→ SET TASK: Give back the entire listing verbatim.

Collection entries
--- Start ---

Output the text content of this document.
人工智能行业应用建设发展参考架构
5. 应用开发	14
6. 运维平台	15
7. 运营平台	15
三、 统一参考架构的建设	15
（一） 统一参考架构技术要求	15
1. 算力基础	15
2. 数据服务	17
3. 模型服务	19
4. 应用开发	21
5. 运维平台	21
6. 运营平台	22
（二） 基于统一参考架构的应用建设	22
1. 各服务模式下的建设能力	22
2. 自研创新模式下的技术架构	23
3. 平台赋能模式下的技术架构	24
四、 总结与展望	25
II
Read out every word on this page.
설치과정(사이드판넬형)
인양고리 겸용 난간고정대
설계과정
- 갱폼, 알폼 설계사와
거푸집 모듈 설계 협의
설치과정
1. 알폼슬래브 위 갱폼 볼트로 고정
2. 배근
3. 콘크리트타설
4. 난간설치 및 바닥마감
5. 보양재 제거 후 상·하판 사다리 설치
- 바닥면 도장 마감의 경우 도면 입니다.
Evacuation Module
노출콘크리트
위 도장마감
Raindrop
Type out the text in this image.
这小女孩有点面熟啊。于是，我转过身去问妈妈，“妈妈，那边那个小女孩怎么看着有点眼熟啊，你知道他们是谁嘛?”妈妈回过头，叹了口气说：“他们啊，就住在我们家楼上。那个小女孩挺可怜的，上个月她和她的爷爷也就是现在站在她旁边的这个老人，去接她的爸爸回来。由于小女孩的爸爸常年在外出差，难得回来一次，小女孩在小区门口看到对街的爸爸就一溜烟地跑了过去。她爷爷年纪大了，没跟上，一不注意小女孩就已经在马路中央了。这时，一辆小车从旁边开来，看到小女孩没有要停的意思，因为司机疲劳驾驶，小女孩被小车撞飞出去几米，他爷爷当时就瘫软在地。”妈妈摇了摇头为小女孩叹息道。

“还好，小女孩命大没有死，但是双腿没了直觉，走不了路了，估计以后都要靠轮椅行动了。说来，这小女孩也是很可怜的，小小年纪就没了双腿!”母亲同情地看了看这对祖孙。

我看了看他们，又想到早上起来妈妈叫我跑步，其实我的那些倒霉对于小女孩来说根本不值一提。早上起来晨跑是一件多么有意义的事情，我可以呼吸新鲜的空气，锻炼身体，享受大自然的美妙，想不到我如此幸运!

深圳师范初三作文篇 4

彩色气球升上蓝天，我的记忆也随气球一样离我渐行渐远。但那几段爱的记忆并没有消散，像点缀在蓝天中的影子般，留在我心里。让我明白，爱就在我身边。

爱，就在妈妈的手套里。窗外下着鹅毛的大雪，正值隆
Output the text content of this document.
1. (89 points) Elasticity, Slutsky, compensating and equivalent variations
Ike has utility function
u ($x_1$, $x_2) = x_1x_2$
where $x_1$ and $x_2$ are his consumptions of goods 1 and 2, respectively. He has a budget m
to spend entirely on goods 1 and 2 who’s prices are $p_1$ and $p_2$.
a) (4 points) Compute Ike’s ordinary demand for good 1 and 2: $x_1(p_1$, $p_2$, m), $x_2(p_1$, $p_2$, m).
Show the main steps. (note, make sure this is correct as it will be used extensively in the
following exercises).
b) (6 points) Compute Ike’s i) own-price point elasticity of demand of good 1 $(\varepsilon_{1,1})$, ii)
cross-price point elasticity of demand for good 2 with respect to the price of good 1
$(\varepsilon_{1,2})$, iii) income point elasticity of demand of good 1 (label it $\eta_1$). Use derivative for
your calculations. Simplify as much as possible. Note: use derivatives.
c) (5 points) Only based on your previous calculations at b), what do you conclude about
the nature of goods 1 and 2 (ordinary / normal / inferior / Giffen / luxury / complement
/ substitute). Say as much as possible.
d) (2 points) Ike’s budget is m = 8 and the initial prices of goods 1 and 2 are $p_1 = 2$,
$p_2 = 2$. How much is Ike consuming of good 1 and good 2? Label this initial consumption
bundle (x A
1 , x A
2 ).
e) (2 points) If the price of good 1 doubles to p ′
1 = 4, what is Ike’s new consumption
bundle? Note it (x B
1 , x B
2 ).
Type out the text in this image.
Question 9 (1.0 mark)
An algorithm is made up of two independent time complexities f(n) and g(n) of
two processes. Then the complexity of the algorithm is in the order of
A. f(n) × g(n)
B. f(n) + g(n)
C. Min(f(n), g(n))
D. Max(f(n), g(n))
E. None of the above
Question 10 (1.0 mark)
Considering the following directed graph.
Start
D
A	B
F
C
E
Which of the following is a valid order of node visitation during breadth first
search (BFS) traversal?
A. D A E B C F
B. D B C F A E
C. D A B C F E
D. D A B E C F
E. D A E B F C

--- End ---

→ REPLY TO THE TASK:
Output the text content of this document.
人工智能行业应用建设发展参考架构
5. 应用开发	14
6. 运维平台	15
7. 运营平台	15
三、 统一参考架构的建设	15
（一） 统一参考架构技术要求	15
1. 算力基础	15
2. 数据服务	17
3. 模型服务	19
4. 应用开发	21
5. 运维平台	21
6. 运营平台	22
（二） 基于统一参考架构的应用建设	22
1. 各服务模式下的建设能力	22
2. 自研创新模式下的技术架构	23
3. 平台赋能模式下的技术架构	24
四、 总结与展望	25
II
Read out every word on this page.
설치과정(사이드판넬형)
인양고리 겸용 난간고정대
설계과정
- 갱폼, 알폼 설계사와
거푸집 모듈 설계 협의
설치과정
1. 알폼슬래브 위 갱폼 볼트로 고정
2. 배근
3. 콘크리트타설
4. 난간설치 및 바닥마감
5. 보양재 제거 후 상·하판 사다리 설치
- 바닥면 도장 마감의 경우 도면 입니다.
Evacuation Module
노출콘크리트
위 도장마감
Raindrop
Type out the text in this image.
这小女孩有点面熟啊。于是，我转过身去问妈妈，“妈妈，那边那个小女孩怎么看着有点眼熟啊，你知道他们是谁嘛?”妈妈回过头，叹了口气说：“他们啊，就住在我们家楼上。那个小女孩挺可怜的，上个月她和她的爷爷也就是现在站在她旁边的这个老人，去接她的爸爸回来。由于小女孩的爸爸常年在外出差，难得回来一次，小女孩在小区门口看到对街的爸爸就一溜烟地跑了过去。她爷爷年纪大了，没跟上，一不注意小女孩就已经在马路中央了。这时，一辆小车从旁边开来，看到小女孩没有要停的意思，因为司机疲劳驾驶，小女孩被小车撞飞出去几米，他爷爷当时就瘫软在地。”妈妈摇了摇头为小女孩叹息道。

“还好，小女孩命大没有死，但是双腿没了直觉，走不了路了，估计以后都要靠轮椅行动了。说来，这小女孩也是很可怜的，小小年纪就没了双腿!”母亲同情地看了看这对祖孙。

我看了看他们，又想到早上起来妈妈叫我跑步，其实我的那些倒霉对于小女孩来说根本不值一提。早上起来晨跑是一件多么有意义的事情，我可以呼吸新鲜的空气，锻炼身体，享受大自然的美妙，想不到我如此幸运!

深圳师范初三作文篇 4

彩色气球升上蓝天，我的记忆也随气球一样离我渐行渐远。但那几段爱的记忆并没有消散，像点缀在蓝天中的影子般，留在我心里。让我明白，爱就在我身边。

爱，就在妈妈的手套里。窗外下着鹅毛的大雪，正值隆
Output the text content of this document.
1. (89 points) Elasticity, Slutsky, compensating and equivalent variations
Ike has utility function
u ($x_1$, $x_2) = x_1x_2$
where $x_1$ and $x_2$ are his consumptions of goods 1 and 2, respectively. He has a budget m
to spend entirely on goods 1 and 2 who’s prices are $p_1$ and $p_2$.
a) (4 points) Compute Ike’s ordinary demand for good 1 and 2: $x_1(p_1$, $p_2$, m), $x_2(p_1$, $p_2$, m).
Show the main steps. (note, make sure this is correct as it will be used extensively in the
following exercises).
b) (6 points) Compute Ike’s i) own-price point elasticity of demand of good 1 $(\varepsilon_{1,1})$, ii)
cross-price point elasticity of demand for good 2 with respect to the price of good 1
$(\varepsilon_{1,2})$, iii) income point elasticity of demand of good 1 (label it $\eta_1$). Use derivative for
your calculations. Simplify as much as possible. Note: use derivatives.
c) (5 points) Only based on your previous calculations at b), what do you conclude about
the nature of goods 1 and 2 (ordinary / normal / inferior / Giffen / luxury / complement
/ substitute). Say as much as possible.
d) (2 points) Ike’s budget is m = 8 and the initial prices of goods 1 and 2 are $p_1 = 2$,
$p_2 = 2$. How much is Ike consuming of good 1 and good 2? Label this initial consumption
bundle (x A
1 , x A
2 ).
e) (2 points) If the price of good 1 doubles to p ′
1 = 4, what is Ike’s new consumption
bundle? Note it (x B
1 , x B
2 ).
Type out the text in this image.
Question 9 (1.0 mark)
An algorithm is made up of two independent time complexities f(n) and g(n) of
two processes. Then the complexity of the algorithm is in the order of
A. f(n) × g(n)
B. f(n) + g(n)
C. Min(f(n), g(n))
D. Max(f(n), g(n))
E. None of the above
Question 10 (1.0 mark)
Considering the following directed graph.
Start
D
A	B
F
C
E
Which of the following is a valid order of node visitation during breadth first
search (BFS) traversal?
A. D A E B C F
B. D B C F A E
C. D A B C F E
D. D A B E C F
E. D A E B F C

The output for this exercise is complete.